** start Available records **
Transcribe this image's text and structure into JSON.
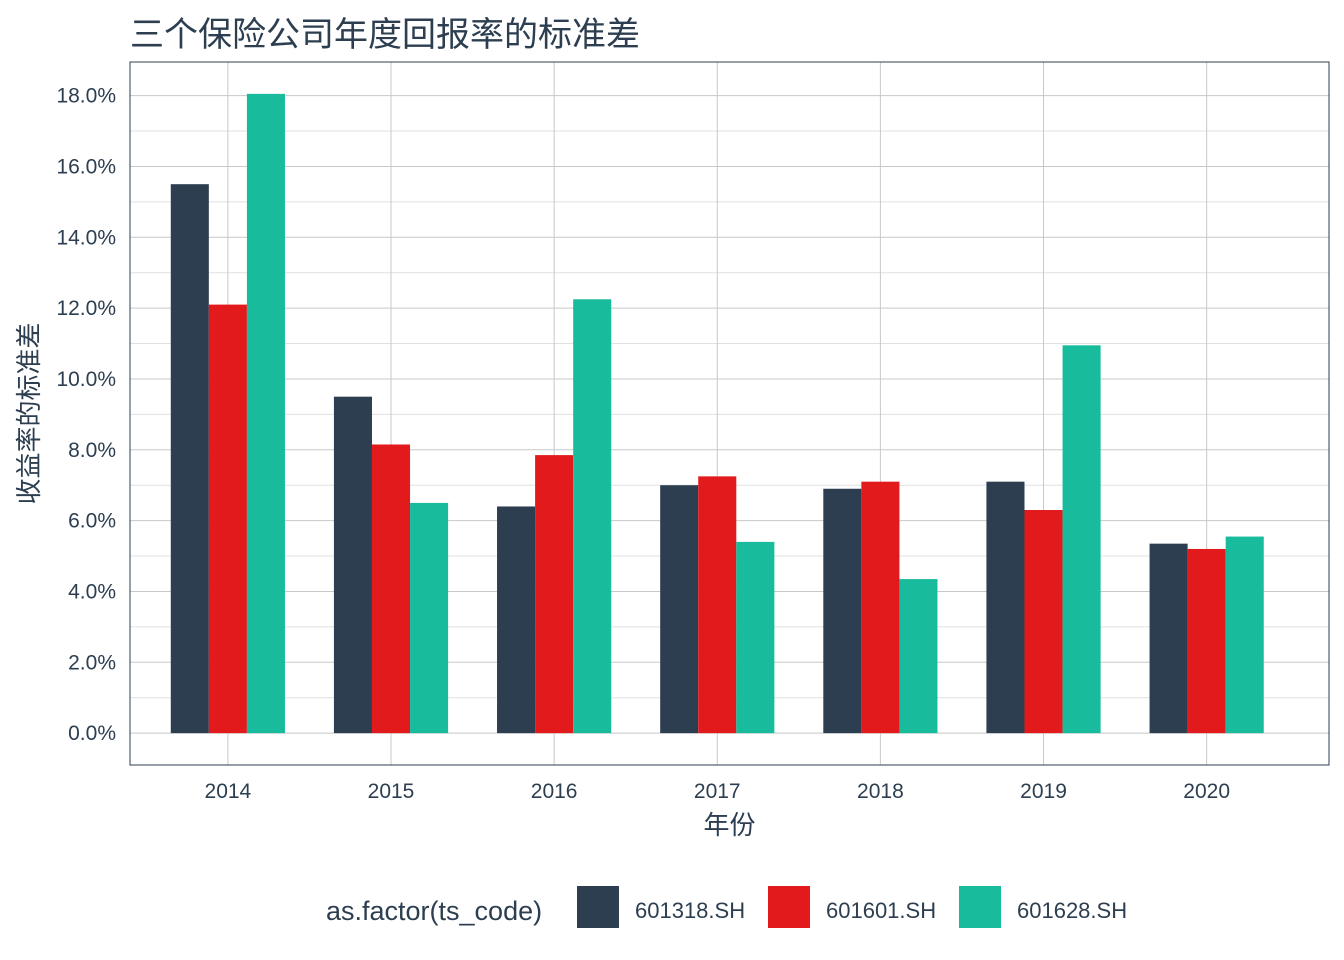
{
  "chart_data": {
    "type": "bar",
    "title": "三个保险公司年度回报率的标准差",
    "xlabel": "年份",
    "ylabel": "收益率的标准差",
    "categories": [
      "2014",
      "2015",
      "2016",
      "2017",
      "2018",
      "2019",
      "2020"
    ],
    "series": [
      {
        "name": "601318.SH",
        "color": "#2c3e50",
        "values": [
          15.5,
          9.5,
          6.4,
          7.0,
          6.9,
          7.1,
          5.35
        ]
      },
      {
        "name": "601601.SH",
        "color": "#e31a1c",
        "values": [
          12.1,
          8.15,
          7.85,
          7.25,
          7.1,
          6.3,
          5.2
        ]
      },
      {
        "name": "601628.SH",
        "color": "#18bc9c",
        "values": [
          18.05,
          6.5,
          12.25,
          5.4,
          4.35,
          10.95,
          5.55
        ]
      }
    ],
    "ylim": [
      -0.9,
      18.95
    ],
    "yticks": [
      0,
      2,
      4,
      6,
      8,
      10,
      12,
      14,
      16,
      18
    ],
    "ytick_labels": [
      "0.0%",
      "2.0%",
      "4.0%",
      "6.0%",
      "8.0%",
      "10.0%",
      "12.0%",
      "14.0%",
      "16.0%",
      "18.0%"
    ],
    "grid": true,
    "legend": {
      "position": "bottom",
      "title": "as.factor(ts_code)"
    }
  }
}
** end Available records **
- _Aim_
Report each line of the material above where the word "title" appears.

- _Response to this task_
    "title": "三个保险公司年度回报率的标准差",
      "title": "as.factor(ts_code)"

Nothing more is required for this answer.